**What is being asked:**
Quote the passage from the parenting article between "5. It Makes" and "makes you Mom.", inclusive, copying it word for word.

**Document excerpt:**
My Saturdays used to include sleeping until 10 or 11 and I could stay up as late as I wanted. Kids have changed all of that. 9:00 seems awfully late now and I haven’t slept past 7:00 am in years. I keep telling myself that someday my kids will be teenagers that I will have to drag out of bed.

5. It Makes You Appreciate Your Parents

I’ve always loved my mom, but everyday that I’m a mom, I learn to appreciate every sacrifice she made for me. Being a parent is hard work and I am blessed to have a fantastic mother and mother-in-law to walk through it with me.

6. It Changes Your Heart

There is something about that tiny person that just makes you want to be a better person. There are so many things that you are able to do for your children that you could never do for yourself. The process of becoming a parent works on your heart and makes you less selfish and more compassionate. It can renew the wonder of life and delight your soul to see a little person grow and learn. Nothing does that quite like being a parent.

 

Adding that first child to the family is a game-changer and so much more challenging than any other children. It changes who you are. It makes you Mom.



16 thoughts on “How Becoming a Parent Changes You”

  • I just had my second baby days ago and I’m so encouraged to hear that the transition from 0 to 1 kid was harder than 1 to 2 kids! The past few evenings have been rough, so I’m relieved to hear that we already did the harder transition! haha

    • Oh, the first three months are always hard, but at least this time you aren’t changing your entire lifestyle and mindset. Congrats on your new little one.

  • This is so spot on! Since we thought we couldn’t have children we were not mentally or financially prepared when it did happen. We were so used to being a couple!

  • Your kids are adorable!! 🙂 And you’re right, going from 0 to 1 was super hard. Nobody really tells you just how hard that is…I feel like my daughter’s first three months was just one long, never-ending, day…I didn’t get out much during that time. haha And I DREADED the night time. Seriously. Somehow the sunshine made it seem more bearable. haha Anyway, going from 1 to 2 is a bit of an adjustment though, especially if #1 is a toddler. Thanks for sharing!

**Information provided:**
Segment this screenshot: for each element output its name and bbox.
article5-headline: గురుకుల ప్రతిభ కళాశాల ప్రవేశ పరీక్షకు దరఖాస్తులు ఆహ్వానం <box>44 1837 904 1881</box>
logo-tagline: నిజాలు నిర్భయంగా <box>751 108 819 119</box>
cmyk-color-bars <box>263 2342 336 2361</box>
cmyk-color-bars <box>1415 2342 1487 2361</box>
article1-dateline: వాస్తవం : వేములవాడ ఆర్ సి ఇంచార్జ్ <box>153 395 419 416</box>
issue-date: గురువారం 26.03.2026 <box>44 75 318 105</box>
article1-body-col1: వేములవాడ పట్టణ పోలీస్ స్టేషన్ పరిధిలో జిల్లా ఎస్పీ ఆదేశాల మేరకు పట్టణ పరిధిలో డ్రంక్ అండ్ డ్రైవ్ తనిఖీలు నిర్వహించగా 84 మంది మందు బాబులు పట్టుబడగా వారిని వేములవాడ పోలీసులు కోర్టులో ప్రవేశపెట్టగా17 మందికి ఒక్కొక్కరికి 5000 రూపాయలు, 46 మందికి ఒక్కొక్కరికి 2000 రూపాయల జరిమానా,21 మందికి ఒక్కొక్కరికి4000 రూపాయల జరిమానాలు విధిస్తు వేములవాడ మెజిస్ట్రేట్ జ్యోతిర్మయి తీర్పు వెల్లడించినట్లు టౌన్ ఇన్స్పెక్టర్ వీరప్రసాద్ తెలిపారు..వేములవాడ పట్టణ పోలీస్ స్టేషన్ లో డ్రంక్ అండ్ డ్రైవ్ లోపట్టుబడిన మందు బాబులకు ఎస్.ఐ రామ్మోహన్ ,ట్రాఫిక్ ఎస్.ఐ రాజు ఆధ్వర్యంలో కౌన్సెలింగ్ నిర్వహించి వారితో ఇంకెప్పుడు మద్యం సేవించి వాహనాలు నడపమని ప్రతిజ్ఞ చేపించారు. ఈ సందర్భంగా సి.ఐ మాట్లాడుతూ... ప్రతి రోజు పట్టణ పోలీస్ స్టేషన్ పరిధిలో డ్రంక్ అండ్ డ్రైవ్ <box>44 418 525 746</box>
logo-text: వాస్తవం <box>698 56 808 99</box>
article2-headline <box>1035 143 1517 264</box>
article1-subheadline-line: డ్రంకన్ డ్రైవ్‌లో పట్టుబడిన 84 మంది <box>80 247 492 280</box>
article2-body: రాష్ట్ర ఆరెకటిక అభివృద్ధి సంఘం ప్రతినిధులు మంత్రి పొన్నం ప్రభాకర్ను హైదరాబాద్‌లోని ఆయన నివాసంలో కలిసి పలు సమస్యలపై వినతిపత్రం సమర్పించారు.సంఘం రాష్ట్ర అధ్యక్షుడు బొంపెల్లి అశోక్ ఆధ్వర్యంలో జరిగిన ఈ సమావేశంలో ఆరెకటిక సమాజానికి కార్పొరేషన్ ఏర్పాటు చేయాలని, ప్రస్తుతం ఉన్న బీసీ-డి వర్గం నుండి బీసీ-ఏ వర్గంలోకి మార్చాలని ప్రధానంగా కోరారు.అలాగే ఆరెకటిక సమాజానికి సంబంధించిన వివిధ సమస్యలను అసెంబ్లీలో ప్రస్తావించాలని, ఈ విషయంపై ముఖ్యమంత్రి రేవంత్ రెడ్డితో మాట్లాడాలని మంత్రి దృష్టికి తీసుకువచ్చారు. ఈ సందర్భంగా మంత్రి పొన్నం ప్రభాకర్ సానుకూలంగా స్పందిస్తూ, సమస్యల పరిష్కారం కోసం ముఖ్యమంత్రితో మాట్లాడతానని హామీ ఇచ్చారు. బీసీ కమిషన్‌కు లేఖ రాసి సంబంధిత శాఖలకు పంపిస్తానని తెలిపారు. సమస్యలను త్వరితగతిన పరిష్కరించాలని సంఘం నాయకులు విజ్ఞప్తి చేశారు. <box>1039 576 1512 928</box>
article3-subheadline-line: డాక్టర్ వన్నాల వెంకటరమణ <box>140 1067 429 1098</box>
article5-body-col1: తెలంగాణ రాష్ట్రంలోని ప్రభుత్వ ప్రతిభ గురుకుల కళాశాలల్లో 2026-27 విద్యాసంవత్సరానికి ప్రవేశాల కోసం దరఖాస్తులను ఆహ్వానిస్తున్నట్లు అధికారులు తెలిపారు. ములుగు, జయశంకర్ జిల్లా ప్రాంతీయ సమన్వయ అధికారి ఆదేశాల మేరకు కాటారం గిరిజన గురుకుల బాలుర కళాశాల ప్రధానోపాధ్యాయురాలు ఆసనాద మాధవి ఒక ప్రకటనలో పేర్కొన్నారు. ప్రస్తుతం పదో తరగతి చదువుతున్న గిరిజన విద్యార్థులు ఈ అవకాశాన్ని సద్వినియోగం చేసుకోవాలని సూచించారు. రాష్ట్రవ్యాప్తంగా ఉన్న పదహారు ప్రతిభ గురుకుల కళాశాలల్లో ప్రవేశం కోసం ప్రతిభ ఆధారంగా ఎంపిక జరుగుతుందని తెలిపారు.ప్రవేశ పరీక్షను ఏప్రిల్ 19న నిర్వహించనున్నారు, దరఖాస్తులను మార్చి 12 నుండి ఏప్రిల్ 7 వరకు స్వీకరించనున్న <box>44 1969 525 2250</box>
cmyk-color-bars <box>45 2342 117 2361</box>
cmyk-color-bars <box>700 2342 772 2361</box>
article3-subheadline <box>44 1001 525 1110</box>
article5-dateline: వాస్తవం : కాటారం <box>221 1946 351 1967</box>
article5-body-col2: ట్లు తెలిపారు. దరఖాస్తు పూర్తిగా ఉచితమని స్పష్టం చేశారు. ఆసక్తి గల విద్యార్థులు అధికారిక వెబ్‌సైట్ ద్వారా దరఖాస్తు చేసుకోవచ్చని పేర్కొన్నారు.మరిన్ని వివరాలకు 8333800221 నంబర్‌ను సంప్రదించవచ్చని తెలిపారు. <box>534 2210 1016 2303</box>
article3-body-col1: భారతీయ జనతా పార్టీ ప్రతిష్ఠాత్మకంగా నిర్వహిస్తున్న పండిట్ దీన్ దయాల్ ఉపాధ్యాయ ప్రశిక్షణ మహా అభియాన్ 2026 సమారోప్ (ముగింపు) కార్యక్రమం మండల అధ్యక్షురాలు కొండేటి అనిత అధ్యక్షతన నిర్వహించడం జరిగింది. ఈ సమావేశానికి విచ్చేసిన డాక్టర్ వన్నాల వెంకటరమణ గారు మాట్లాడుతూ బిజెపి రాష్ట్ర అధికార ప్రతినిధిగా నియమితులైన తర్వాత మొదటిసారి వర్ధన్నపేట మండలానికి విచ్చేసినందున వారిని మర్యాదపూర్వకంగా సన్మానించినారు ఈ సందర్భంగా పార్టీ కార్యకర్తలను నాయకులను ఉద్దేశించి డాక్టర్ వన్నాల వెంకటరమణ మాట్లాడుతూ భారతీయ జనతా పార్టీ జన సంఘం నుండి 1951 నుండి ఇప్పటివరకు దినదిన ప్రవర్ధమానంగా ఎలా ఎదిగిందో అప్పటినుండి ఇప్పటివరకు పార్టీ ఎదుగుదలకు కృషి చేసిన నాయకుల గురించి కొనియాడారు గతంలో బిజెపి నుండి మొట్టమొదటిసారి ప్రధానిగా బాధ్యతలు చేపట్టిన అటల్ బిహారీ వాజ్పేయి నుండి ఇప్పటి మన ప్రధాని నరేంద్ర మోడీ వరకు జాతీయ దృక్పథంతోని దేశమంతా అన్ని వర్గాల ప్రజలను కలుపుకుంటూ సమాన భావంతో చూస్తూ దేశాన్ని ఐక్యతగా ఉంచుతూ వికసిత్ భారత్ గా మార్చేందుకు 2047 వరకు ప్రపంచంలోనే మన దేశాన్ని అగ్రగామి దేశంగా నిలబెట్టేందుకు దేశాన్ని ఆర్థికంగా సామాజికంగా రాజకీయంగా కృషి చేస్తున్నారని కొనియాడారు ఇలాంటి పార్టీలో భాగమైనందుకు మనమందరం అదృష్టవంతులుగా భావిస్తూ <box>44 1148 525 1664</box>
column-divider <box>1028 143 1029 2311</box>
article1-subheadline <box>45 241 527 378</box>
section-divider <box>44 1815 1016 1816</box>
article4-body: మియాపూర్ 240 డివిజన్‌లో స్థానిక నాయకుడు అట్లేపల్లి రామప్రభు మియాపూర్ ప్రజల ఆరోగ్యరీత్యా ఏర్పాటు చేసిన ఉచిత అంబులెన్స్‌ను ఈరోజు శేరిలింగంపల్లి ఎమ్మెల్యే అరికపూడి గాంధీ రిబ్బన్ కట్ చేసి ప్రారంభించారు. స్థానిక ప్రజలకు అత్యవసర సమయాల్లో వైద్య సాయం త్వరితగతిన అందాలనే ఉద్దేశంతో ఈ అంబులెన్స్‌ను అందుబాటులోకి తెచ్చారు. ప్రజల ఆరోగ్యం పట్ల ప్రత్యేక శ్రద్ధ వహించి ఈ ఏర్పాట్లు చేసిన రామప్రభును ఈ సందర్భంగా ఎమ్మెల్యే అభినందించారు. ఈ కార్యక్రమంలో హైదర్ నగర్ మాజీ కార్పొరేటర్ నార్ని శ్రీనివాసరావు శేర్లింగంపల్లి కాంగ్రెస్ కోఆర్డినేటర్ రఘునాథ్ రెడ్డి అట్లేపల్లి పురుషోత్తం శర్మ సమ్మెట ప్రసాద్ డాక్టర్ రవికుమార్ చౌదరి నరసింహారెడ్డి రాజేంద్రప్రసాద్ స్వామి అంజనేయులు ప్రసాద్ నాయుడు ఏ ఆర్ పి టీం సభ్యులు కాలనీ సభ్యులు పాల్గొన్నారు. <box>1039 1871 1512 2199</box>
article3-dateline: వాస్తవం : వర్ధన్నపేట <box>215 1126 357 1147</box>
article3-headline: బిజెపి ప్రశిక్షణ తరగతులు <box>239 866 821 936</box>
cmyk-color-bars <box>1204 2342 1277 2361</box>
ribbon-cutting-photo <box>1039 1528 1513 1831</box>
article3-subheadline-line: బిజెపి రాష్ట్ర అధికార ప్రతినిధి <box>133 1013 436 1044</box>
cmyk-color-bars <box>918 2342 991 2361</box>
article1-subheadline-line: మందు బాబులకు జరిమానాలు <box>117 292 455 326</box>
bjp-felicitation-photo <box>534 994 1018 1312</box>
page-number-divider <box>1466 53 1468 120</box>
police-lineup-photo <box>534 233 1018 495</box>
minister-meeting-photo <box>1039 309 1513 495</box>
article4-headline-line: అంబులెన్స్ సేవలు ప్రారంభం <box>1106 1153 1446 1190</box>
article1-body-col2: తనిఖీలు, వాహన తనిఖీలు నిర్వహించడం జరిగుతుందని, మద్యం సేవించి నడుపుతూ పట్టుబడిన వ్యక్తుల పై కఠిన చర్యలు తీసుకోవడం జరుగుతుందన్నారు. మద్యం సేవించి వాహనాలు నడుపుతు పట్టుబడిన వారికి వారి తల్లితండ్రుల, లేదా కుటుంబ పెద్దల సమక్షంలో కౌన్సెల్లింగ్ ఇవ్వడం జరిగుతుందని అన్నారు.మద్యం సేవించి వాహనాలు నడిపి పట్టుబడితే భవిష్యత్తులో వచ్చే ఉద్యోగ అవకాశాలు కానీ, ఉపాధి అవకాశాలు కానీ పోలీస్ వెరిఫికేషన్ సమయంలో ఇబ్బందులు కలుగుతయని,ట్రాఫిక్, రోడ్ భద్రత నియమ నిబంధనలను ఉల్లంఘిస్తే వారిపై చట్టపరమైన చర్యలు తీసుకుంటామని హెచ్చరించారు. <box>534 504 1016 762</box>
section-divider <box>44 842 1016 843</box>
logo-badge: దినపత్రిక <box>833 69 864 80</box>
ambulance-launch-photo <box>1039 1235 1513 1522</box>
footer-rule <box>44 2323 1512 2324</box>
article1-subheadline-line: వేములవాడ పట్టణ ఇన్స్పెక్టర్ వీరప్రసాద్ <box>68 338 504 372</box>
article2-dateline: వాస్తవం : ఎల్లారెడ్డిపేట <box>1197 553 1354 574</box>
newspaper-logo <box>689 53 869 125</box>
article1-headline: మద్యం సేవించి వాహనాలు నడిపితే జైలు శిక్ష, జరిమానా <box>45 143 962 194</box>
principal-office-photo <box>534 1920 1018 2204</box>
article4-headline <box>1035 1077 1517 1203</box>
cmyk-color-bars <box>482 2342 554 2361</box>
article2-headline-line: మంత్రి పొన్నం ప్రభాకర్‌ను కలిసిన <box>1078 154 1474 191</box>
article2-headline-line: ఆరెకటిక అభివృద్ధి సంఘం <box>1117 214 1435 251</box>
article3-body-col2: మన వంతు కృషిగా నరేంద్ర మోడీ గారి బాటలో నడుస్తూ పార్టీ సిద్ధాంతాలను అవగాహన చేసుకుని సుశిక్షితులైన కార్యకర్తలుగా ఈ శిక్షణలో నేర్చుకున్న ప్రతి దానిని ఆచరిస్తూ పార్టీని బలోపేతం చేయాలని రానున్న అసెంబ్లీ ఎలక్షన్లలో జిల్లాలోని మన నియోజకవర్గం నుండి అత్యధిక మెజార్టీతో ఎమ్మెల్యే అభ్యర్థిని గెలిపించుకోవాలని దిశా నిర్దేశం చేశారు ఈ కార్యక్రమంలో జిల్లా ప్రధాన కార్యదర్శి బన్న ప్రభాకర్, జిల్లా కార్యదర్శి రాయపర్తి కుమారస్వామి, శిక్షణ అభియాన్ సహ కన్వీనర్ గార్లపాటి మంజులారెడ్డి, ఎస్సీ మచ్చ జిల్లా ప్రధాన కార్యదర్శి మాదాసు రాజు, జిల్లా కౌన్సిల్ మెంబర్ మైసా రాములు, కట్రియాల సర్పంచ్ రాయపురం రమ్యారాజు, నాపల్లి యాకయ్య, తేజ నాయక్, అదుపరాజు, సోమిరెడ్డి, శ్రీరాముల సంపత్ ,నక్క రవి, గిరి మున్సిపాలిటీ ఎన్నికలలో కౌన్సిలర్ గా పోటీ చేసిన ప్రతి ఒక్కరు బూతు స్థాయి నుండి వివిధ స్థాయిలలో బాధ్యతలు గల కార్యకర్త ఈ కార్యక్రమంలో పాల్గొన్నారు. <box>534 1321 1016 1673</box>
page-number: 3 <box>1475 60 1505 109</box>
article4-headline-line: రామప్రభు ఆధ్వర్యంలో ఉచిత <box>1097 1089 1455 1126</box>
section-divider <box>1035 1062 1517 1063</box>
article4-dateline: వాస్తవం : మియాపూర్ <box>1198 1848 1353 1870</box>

**Worked answer:**
5. It Makes You Appreciate Your Parents

I’ve always loved my mom, but everyday that I’m a mom, I learn to appreciate every sacrifice she made for me. Being a parent is hard work and I am blessed to have a fantastic mother and mother-in-law to walk through it with me.

6. It Changes Your Heart

There is something about that tiny person that just makes you want to be a better person. There are so many things that you are able to do for your children that you could never do for yourself. The process of becoming a parent works on your heart and makes you less selfish and more compassionate. It can renew the wonder of life and delight your soul to see a little person grow and learn. Nothing does that quite like being a parent.

 

Adding that first child to the family is a game-changer and so much more challenging than any other children. It changes who you are. It makes you Mom.